:: WHAT YOU HAVE TO DO ::
Restate the whole listing exactly.

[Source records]

-- start --

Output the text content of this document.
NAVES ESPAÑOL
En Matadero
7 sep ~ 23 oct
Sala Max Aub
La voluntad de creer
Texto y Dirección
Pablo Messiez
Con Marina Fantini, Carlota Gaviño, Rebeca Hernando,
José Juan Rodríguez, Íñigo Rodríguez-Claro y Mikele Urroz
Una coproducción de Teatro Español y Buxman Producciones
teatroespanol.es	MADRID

-- end --

:: FULL OUTPUT ::
Output the text content of this document.
NAVES ESPAÑOL
En Matadero
7 sep ~ 23 oct
Sala Max Aub
La voluntad de creer
Texto y Dirección
Pablo Messiez
Con Marina Fantini, Carlota Gaviño, Rebeca Hernando,
José Juan Rodríguez, Íñigo Rodríguez-Claro y Mikele Urroz
Una coproducción de Teatro Español y Buxman Producciones
teatroespanol.es	MADRID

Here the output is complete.